FIG. 13 is a diagram of the analysis performed by the present inventor on the signal current and the return current in Patent Document 2.

FIG. 14 is a diagram of the analysis performed by the present inventor on the signal current and the return current in Patent Document 3.

PREFERRED MODES

A mode of the present invention will be described with reference to the drawings as necessary. As shown in FIGS. 1, 5, 9, and 11, a semiconductor device of Mode 1 of the present invention comprises a semiconductor chip (IC chip) 205, an interposer 206 on which the semiconductor chip is mounted, a signal wiring (this signal wiring will be referred to as Wire 401 in the present description hereinafter), which is a signal current path 401 connected from a first pad 204 provided on the semiconductor chip to a first external terminal 211A via the interposer 206, and a return path wiring (this return path wiring will be referred to as Wire 402 in the present description hereinafter), which is a wiring pattern connected from a second external terminal 211B provided adjacent to the first external terminal 211A to a second pad 215 provided adjacent to the first pad 204 via the interposer 206 and is also a current return path (or simply return path) 402 for the signal wiring; the signal wiring (Wire 401) and the return path wiring (Wire 402) are substantially disposed on the same surface (a AA cross section in FIG. 2 or a BB cross section in FIG. 10); and the signal wiring and the return path wiring intersect at the middle. The configuration described above is able to make magnetic fields created by a current loop formed by the signal wiring (Wire 401) and the return path wiring (Wire 402) cancel each other out.

§ §

> [Instruction 1]: In the semiconductor patent excerpt, what name does the present description use for the return path wiring?
> [Instruction 2]: Write out a passage of the semiconductor patent excerpt word for word, starting at "FIG. 13 is a" and stopping after "Patent Document 3.".
> [Instruction 3]: Extend the semiconductor patent excerpt, picking up after its final sentence.

> [Dataset]:

§ §

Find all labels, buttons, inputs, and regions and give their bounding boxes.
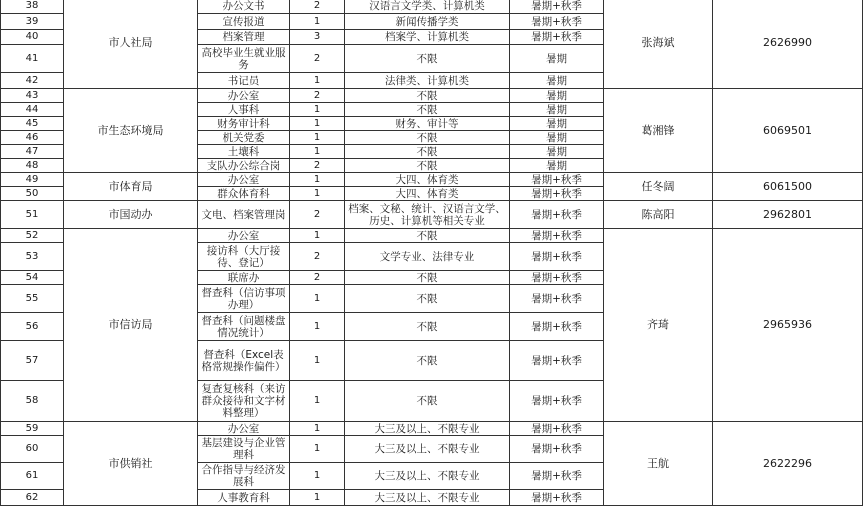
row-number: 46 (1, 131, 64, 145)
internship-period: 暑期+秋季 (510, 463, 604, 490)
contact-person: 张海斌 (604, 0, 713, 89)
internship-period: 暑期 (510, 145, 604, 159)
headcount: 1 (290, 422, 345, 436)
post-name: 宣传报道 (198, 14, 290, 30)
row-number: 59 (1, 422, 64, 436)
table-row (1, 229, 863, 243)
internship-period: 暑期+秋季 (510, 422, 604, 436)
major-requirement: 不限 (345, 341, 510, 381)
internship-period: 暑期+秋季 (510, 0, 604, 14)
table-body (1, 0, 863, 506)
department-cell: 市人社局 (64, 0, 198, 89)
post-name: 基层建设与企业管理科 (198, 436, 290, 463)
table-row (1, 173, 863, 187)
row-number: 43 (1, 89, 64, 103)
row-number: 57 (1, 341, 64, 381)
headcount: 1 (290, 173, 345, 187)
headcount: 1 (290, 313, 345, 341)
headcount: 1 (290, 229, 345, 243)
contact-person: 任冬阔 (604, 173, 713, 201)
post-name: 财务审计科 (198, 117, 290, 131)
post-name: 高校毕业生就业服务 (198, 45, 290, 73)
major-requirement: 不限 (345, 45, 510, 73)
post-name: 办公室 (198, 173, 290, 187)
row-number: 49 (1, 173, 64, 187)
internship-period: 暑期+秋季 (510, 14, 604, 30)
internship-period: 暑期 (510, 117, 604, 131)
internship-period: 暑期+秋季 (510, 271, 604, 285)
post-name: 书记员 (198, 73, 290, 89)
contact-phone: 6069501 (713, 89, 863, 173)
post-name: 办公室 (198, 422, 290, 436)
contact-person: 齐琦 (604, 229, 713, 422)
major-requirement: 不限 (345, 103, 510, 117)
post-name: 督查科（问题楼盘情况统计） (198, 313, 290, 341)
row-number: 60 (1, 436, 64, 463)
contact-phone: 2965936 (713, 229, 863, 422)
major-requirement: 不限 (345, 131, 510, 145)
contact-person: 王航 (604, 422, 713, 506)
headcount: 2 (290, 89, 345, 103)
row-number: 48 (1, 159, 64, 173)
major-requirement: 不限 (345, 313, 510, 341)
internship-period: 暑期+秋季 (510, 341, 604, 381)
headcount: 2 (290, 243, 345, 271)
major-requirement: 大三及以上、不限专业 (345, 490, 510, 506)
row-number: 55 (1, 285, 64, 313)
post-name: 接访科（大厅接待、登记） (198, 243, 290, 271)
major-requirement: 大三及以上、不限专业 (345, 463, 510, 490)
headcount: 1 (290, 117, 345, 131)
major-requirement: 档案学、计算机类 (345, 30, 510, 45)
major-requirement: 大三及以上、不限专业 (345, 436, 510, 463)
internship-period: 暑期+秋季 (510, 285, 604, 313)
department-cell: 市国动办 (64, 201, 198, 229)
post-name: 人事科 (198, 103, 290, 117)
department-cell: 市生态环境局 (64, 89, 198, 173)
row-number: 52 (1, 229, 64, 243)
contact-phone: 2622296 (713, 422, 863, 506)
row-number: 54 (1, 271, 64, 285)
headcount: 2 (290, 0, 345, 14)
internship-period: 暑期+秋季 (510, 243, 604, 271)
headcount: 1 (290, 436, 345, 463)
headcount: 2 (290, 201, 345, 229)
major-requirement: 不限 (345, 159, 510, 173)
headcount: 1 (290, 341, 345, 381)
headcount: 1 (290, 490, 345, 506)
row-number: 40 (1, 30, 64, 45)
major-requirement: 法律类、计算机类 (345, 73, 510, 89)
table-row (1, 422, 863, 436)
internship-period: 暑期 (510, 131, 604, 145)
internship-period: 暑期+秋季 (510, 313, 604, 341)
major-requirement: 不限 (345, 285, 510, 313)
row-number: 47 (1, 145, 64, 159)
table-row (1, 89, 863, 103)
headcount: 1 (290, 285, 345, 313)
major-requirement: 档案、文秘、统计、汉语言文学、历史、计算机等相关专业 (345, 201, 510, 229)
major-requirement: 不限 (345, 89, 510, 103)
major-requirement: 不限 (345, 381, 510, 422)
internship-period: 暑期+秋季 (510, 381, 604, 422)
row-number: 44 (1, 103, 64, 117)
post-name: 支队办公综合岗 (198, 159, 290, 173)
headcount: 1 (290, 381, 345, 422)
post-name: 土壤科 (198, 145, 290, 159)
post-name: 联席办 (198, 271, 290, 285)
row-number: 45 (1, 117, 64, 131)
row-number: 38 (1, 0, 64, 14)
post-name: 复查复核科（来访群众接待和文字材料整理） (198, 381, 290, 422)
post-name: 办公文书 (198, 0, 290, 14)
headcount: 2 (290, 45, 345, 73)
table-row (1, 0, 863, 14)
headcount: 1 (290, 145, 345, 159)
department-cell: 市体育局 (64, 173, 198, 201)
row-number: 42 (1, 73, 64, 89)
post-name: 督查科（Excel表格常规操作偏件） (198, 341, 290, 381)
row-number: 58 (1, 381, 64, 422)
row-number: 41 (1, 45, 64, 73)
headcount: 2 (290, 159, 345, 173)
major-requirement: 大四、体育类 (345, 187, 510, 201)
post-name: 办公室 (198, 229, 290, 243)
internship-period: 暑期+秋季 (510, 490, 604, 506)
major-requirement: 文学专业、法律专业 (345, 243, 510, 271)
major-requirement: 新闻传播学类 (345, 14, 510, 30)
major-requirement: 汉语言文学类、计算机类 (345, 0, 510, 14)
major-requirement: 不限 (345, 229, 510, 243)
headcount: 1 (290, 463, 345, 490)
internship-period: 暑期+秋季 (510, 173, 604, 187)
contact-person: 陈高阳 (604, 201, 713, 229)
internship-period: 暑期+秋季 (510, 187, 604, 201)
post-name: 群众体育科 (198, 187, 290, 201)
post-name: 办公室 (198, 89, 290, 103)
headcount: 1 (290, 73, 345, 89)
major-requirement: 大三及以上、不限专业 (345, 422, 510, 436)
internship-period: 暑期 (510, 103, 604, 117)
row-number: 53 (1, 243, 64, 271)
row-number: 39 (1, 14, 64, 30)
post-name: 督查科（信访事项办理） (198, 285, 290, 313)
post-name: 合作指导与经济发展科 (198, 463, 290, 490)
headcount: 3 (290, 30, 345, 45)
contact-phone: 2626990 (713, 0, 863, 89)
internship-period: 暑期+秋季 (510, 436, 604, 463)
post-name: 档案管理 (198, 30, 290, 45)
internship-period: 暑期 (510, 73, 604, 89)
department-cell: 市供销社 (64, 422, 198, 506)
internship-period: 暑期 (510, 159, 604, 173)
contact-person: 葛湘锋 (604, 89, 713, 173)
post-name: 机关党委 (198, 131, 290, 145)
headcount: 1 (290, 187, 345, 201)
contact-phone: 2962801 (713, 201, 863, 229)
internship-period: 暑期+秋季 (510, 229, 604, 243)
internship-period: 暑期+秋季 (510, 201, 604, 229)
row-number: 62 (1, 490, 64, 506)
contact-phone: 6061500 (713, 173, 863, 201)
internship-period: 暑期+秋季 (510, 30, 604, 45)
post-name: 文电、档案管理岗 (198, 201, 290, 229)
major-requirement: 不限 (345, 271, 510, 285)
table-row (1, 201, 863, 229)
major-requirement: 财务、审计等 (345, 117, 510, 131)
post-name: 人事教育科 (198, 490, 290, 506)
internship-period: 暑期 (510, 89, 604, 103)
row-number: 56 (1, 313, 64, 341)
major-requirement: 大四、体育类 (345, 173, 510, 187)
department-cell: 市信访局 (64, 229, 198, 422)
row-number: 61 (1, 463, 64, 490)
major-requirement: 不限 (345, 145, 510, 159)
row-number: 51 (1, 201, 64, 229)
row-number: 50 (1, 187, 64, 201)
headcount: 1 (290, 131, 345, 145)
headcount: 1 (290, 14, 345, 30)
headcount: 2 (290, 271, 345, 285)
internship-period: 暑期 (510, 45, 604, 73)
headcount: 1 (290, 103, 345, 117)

§ §

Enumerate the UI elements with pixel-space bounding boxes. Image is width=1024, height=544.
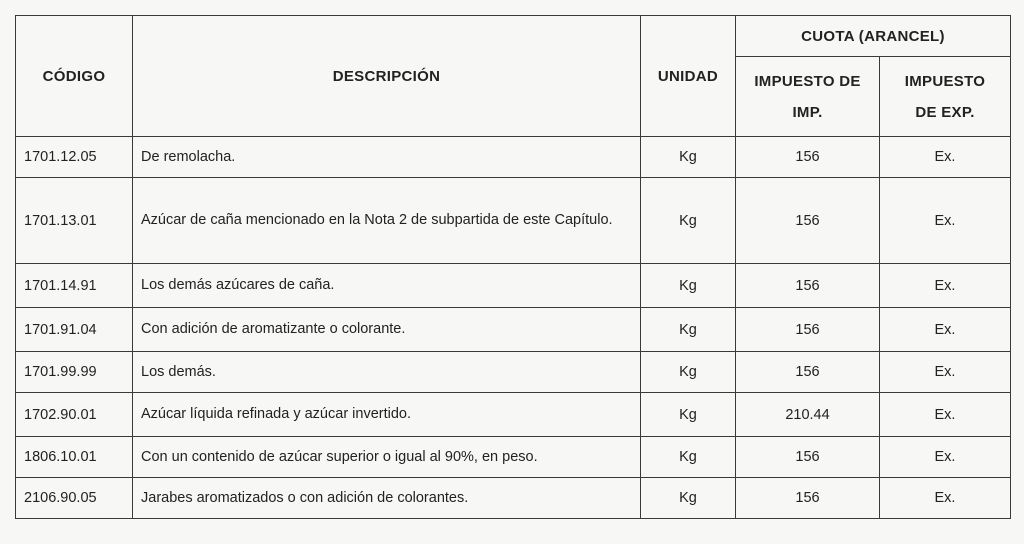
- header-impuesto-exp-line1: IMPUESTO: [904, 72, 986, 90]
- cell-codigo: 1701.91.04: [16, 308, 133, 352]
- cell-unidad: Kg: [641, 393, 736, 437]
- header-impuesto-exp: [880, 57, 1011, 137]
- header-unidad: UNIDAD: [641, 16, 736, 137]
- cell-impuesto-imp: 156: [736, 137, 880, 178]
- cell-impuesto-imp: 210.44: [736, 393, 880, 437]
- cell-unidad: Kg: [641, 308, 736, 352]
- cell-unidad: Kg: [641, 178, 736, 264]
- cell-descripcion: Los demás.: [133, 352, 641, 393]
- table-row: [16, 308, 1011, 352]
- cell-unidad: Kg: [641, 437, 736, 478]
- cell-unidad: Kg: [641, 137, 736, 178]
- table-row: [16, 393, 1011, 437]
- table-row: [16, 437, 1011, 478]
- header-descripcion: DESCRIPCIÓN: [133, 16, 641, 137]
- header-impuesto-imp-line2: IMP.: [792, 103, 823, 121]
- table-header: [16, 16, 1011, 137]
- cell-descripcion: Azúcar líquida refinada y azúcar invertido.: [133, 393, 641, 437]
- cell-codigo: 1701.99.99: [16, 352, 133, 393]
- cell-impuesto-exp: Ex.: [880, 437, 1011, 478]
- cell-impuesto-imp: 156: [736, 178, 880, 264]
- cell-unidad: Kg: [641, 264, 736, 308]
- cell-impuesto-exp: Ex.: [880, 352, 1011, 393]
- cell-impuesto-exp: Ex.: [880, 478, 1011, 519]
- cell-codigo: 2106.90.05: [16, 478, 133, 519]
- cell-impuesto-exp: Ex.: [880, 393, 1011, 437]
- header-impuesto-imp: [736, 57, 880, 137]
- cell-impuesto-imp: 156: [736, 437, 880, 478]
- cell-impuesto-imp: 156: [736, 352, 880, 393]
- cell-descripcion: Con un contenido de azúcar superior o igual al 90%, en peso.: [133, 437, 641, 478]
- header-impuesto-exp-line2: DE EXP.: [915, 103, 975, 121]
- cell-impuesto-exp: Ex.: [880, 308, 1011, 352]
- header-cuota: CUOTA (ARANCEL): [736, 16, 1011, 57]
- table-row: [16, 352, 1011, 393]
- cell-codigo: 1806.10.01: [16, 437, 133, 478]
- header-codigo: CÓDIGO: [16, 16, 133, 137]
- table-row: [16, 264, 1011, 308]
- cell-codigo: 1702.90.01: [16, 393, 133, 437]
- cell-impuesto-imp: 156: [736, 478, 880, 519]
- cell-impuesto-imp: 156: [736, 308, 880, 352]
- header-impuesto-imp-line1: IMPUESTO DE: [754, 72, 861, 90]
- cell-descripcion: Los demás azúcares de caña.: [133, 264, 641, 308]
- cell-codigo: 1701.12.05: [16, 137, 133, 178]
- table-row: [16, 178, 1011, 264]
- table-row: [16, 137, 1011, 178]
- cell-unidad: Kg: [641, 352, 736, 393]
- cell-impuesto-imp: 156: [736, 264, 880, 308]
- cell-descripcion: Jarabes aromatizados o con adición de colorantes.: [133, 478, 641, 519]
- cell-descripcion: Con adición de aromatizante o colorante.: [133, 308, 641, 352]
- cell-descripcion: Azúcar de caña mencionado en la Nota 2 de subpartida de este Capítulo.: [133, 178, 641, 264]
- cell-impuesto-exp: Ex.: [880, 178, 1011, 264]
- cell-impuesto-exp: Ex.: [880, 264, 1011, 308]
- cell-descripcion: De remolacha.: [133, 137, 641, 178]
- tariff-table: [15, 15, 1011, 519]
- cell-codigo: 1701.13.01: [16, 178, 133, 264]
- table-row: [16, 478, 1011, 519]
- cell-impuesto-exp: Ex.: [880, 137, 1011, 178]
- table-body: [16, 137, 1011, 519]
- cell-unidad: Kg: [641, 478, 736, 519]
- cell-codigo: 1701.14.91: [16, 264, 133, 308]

§ §

> [Response 1]: Wire 402

> [Response 2]:
FIG. 13 is a diagram of the analysis performed by the present inventor on the signal current and the return current in Patent Document 2.

FIG. 14 is a diagram of the analysis performed by the present inventor on the signal current and the return current in Patent Document 3.

> [Response 3]:
Further, in the semiconductor device of Mode 1. the signal wiring (Wire 401) includes a first bonding wire 203 that connects the first pad 204 and a signal wiring pattern 301 (first wiring pattern) provided on the interposer surface, on which the semiconductor chip is also mounted, and the return path wiring (Wire 402) includes a second bonding wire 202 that connects the second pad 215 and a return path wiring pattern 302 (second wiring pattern) provided on the interposer surface, on which the semiconductor chip is also mounted.

Further, the first bonding wire 203 and the second bonding wire 202 are configured so that one bonding wire is positioned lower and its length is shorter than the other.

Further, the first external terminal 211A and the second external terminal 211B are provided on the surface of the interposer 206 opposite to the semiconductor chip mounting surface, and the signal wiring (Wire 401) and the return path wiring (Wire 402) intersect in a wiring layer 1 (207) provided on the semiconductor chip mounting surface.

Further, as shown in FIG. 5, the current loop (the loop formed by the signal current path 401 and the current return path 402) is divided into two regions (403 and 404) by the intersection (crossing-over), and the cross sectional areas of these two regions are essentially equal to each other.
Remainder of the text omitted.